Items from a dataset
--
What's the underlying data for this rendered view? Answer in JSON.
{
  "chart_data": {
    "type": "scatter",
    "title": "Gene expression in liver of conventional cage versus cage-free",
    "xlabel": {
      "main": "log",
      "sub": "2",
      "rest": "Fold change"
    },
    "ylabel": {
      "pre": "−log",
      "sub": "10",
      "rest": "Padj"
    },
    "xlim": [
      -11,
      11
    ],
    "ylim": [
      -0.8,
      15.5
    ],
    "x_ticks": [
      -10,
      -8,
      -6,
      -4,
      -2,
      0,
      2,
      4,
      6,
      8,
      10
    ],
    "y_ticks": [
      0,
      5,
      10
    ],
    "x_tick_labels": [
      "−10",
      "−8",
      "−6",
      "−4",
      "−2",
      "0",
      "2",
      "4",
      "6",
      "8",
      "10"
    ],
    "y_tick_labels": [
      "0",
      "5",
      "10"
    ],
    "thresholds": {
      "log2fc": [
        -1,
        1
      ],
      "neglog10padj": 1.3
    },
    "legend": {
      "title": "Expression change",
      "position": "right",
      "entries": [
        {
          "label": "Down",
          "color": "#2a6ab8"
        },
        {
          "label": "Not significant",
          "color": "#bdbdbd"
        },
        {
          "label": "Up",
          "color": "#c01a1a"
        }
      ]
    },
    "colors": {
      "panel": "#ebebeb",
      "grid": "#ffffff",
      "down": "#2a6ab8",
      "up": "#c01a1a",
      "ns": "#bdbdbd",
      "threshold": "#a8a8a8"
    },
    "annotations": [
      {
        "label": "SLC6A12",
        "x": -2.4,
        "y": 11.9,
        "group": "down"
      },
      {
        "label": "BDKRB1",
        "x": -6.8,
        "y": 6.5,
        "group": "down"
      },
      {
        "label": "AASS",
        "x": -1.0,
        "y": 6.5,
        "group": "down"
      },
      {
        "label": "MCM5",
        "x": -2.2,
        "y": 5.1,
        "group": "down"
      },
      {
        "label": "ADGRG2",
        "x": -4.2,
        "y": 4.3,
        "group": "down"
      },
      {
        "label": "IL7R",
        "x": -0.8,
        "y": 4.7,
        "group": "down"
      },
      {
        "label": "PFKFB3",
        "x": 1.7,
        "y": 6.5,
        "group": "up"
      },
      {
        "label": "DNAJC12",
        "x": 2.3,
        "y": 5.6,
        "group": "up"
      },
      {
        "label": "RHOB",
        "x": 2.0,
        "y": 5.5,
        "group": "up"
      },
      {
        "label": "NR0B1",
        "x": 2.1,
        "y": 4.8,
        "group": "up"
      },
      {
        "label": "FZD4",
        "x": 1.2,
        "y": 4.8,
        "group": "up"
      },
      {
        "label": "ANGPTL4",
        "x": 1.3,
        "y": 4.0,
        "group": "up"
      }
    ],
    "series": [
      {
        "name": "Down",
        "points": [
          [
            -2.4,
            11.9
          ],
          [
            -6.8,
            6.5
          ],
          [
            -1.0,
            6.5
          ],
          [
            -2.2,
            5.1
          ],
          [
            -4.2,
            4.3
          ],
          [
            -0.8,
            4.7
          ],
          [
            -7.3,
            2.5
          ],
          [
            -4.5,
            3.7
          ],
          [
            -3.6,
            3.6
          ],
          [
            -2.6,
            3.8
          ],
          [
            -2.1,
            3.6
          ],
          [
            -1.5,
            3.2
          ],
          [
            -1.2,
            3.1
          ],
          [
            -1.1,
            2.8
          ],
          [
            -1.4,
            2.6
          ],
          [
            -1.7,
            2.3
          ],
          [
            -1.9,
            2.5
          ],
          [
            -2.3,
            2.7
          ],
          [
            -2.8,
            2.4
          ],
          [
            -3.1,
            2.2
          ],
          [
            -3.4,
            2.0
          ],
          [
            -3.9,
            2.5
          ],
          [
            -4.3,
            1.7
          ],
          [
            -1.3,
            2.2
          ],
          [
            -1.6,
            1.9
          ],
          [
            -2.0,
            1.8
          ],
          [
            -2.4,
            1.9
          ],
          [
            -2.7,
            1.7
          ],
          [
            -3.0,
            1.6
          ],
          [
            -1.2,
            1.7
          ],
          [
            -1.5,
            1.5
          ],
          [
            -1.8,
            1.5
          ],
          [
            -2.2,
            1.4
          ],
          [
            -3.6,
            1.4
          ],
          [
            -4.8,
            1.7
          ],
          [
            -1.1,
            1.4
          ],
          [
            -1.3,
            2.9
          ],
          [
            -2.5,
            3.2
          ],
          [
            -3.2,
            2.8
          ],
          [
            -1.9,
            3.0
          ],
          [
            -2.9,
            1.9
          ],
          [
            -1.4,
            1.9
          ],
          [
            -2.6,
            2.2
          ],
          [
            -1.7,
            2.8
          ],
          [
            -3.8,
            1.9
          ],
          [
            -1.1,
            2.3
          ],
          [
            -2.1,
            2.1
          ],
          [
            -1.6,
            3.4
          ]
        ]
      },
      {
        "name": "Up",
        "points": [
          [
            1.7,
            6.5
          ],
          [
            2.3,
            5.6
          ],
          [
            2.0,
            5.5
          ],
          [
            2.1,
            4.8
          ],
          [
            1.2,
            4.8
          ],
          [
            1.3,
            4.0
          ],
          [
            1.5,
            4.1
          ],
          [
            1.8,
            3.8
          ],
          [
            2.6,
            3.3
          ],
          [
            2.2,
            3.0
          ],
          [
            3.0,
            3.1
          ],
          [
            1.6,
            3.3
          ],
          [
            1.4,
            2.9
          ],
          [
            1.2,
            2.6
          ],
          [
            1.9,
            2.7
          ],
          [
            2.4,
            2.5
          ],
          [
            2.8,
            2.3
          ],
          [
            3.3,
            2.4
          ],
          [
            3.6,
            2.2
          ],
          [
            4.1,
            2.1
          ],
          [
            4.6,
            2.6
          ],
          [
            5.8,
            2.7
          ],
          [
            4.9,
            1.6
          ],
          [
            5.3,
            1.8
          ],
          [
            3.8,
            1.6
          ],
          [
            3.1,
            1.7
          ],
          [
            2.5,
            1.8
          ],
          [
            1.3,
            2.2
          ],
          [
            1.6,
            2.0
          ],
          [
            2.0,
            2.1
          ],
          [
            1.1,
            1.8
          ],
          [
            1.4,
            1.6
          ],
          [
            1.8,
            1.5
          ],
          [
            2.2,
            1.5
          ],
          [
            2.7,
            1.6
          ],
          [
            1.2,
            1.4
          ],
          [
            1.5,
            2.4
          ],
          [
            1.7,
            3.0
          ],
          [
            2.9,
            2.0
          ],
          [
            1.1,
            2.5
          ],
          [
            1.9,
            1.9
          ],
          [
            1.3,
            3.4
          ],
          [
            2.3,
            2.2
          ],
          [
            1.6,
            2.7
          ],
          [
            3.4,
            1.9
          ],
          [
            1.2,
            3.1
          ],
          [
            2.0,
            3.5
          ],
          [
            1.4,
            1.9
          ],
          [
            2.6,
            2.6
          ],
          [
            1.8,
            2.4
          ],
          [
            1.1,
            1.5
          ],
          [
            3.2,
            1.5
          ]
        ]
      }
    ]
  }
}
--
▶ _WORK TO BE COMPLETED_
Extract each line of the listing above, copying it word for word.

▶ _FINAL RESULT_
What's the underlying data for this rendered view? Answer in JSON.
{
  "chart_data": {
    "type": "scatter",
    "title": "Gene expression in liver of conventional cage versus cage-free",
    "xlabel": {
      "main": "log",
      "sub": "2",
      "rest": "Fold change"
    },
    "ylabel": {
      "pre": "−log",
      "sub": "10",
      "rest": "Padj"
    },
    "xlim": [
      -11,
      11
    ],
    "ylim": [
      -0.8,
      15.5
    ],
    "x_ticks": [
      -10,
      -8,
      -6,
      -4,
      -2,
      0,
      2,
      4,
      6,
      8,
      10
    ],
    "y_ticks": [
      0,
      5,
      10
    ],
    "x_tick_labels": [
      "−10",
      "−8",
      "−6",
      "−4",
      "−2",
      "0",
      "2",
      "4",
      "6",
      "8",
      "10"
    ],
    "y_tick_labels": [
      "0",
      "5",
      "10"
    ],
    "thresholds": {
      "log2fc": [
        -1,
        1
      ],
      "neglog10padj": 1.3
    },
    "legend": {
      "title": "Expression change",
      "position": "right",
      "entries": [
        {
          "label": "Down",
          "color": "#2a6ab8"
        },
        {
          "label": "Not significant",
          "color": "#bdbdbd"
        },
        {
          "label": "Up",
          "color": "#c01a1a"
        }
      ]
    },
    "colors": {
      "panel": "#ebebeb",
      "grid": "#ffffff",
      "down": "#2a6ab8",
      "up": "#c01a1a",
      "ns": "#bdbdbd",
      "threshold": "#a8a8a8"
    },
    "annotations": [
      {
        "label": "SLC6A12",
        "x": -2.4,
        "y": 11.9,
        "group": "down"
      },
      {
        "label": "BDKRB1",
        "x": -6.8,
        "y": 6.5,
        "group": "down"
      },
      {
        "label": "AASS",
        "x": -1.0,
        "y": 6.5,
        "group": "down"
      },
      {
        "label": "MCM5",
        "x": -2.2,
        "y": 5.1,
        "group": "down"
      },
      {
        "label": "ADGRG2",
        "x": -4.2,
        "y": 4.3,
        "group": "down"
      },
      {
        "label": "IL7R",
        "x": -0.8,
        "y": 4.7,
        "group": "down"
      },
      {
        "label": "PFKFB3",
        "x": 1.7,
        "y": 6.5,
        "group": "up"
      },
      {
        "label": "DNAJC12",
        "x": 2.3,
        "y": 5.6,
        "group": "up"
      },
      {
        "label": "RHOB",
        "x": 2.0,
        "y": 5.5,
        "group": "up"
      },
      {
        "label": "NR0B1",
        "x": 2.1,
        "y": 4.8,
        "group": "up"
      },
      {
        "label": "FZD4",
        "x": 1.2,
        "y": 4.8,
        "group": "up"
      },
      {
        "label": "ANGPTL4",
        "x": 1.3,
        "y": 4.0,
        "group": "up"
      }
    ],
    "series": [
      {
        "name": "Down",
        "points": [
          [
            -2.4,
            11.9
          ],
          [
            -6.8,
            6.5
          ],
          [
            -1.0,
            6.5
          ],
          [
            -2.2,
            5.1
          ],
          [
            -4.2,
            4.3
          ],
          [
            -0.8,
            4.7
          ],
          [
            -7.3,
            2.5
          ],
          [
            -4.5,
            3.7
          ],
          [
            -3.6,
            3.6
          ],
          [
            -2.6,
            3.8
          ],
          [
            -2.1,
            3.6
          ],
          [
            -1.5,
            3.2
          ],
          [
            -1.2,
            3.1
          ],
          [
            -1.1,
            2.8
          ],
          [
            -1.4,
            2.6
          ],
          [
            -1.7,
            2.3
          ],
          [
            -1.9,
            2.5
          ],
          [
            -2.3,
            2.7
          ],
          [
            -2.8,
            2.4
          ],
          [
            -3.1,
            2.2
          ],
          [
            -3.4,
            2.0
          ],
          [
            -3.9,
            2.5
          ],
          [
            -4.3,
            1.7
          ],
          [
            -1.3,
            2.2
          ],
          [
            -1.6,
            1.9
          ],
          [
            -2.0,
            1.8
          ],
          [
            -2.4,
            1.9
          ],
          [
            -2.7,
            1.7
          ],
          [
            -3.0,
            1.6
          ],
          [
            -1.2,
            1.7
          ],
          [
            -1.5,
            1.5
          ],
          [
            -1.8,
            1.5
          ],
          [
            -2.2,
            1.4
          ],
          [
            -3.6,
            1.4
          ],
          [
            -4.8,
            1.7
          ],
          [
            -1.1,
            1.4
          ],
          [
            -1.3,
            2.9
          ],
          [
            -2.5,
            3.2
          ],
          [
            -3.2,
            2.8
          ],
          [
            -1.9,
            3.0
          ],
          [
            -2.9,
            1.9
          ],
          [
            -1.4,
            1.9
          ],
          [
            -2.6,
            2.2
          ],
          [
            -1.7,
            2.8
          ],
          [
            -3.8,
            1.9
          ],
          [
            -1.1,
            2.3
          ],
          [
            -2.1,
            2.1
          ],
          [
            -1.6,
            3.4
          ]
        ]
      },
      {
        "name": "Up",
        "points": [
          [
            1.7,
            6.5
          ],
          [
            2.3,
            5.6
          ],
          [
            2.0,
            5.5
          ],
          [
            2.1,
            4.8
          ],
          [
            1.2,
            4.8
          ],
          [
            1.3,
            4.0
          ],
          [
            1.5,
            4.1
          ],
          [
            1.8,
            3.8
          ],
          [
            2.6,
            3.3
          ],
          [
            2.2,
            3.0
          ],
          [
            3.0,
            3.1
          ],
          [
            1.6,
            3.3
          ],
          [
            1.4,
            2.9
          ],
          [
            1.2,
            2.6
          ],
          [
            1.9,
            2.7
          ],
          [
            2.4,
            2.5
          ],
          [
            2.8,
            2.3
          ],
          [
            3.3,
            2.4
          ],
          [
            3.6,
            2.2
          ],
          [
            4.1,
            2.1
          ],
          [
            4.6,
            2.6
          ],
          [
            5.8,
            2.7
          ],
          [
            4.9,
            1.6
          ],
          [
            5.3,
            1.8
          ],
          [
            3.8,
            1.6
          ],
          [
            3.1,
            1.7
          ],
          [
            2.5,
            1.8
          ],
          [
            1.3,
            2.2
          ],
          [
            1.6,
            2.0
          ],
          [
            2.0,
            2.1
          ],
          [
            1.1,
            1.8
          ],
          [
            1.4,
            1.6
          ],
          [
            1.8,
            1.5
          ],
          [
            2.2,
            1.5
          ],
          [
            2.7,
            1.6
          ],
          [
            1.2,
            1.4
          ],
          [
            1.5,
            2.4
          ],
          [
            1.7,
            3.0
          ],
          [
            2.9,
            2.0
          ],
          [
            1.1,
            2.5
          ],
          [
            1.9,
            1.9
          ],
          [
            1.3,
            3.4
          ],
          [
            2.3,
            2.2
          ],
          [
            1.6,
            2.7
          ],
          [
            3.4,
            1.9
          ],
          [
            1.2,
            3.1
          ],
          [
            2.0,
            3.5
          ],
          [
            1.4,
            1.9
          ],
          [
            2.6,
            2.6
          ],
          [
            1.8,
            2.4
          ],
          [
            1.1,
            1.5
          ],
          [
            3.2,
            1.5
          ]
        ]
      }
    ]
  }
}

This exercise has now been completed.